━━━ Text to read ━━━

If you're interested in working on any of these Ongoing Projects or have an interesting research direction to extend any of these projects, send me your profile at depanshus@iiitd.ac.in and we will get back to you if there's any suitable position.

Ongoing Projects

Graph-Based Statistical Analysis of Entire Scenes by Combining Multi-Sensor, Multi-Perspective Video Streams (jointly with Dr. Anuj Srivastava, Florida State University)
3D Multi-Object Tracking for Indian Roads using Stereo Camera Setup (jointly with Dr. Anoop Chawla, Department of Mechanical Engineering, Indian Institute of Technology)
Analyzing the Impact of Aridification on Agricultural Production in the Cauvery Delta using Multi-Modal Cross-Satellite Data (jointly with Dr. Thiagarajan Jayaraman, M S Swaminathan Research Foundation)

━━━

Edit the project listing from "If you're interested" up to and including "Institute of Technology)" so that "Ongoing Projects" reads "Active Projects" at every occurrence.

━━━ Dataset excerpt ━━━

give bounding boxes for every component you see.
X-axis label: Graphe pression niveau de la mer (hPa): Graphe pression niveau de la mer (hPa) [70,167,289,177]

━━━

* **Complete response**
If you're interested in working on any of these Active Projects or have an interesting research direction to extend any of these projects, send me your profile at depanshus@iiitd.ac.in and we will get back to you if there's any suitable position.

Active Projects

Graph-Based Statistical Analysis of Entire Scenes by Combining Multi-Sensor, Multi-Perspective Video Streams (jointly with Dr. Anuj Srivastava, Florida State University)
3D Multi-Object Tracking for Indian Roads using Stereo Camera Setup (jointly with Dr. Anoop Chawla, Department of Mechanical Engineering, Indian Institute of Technology)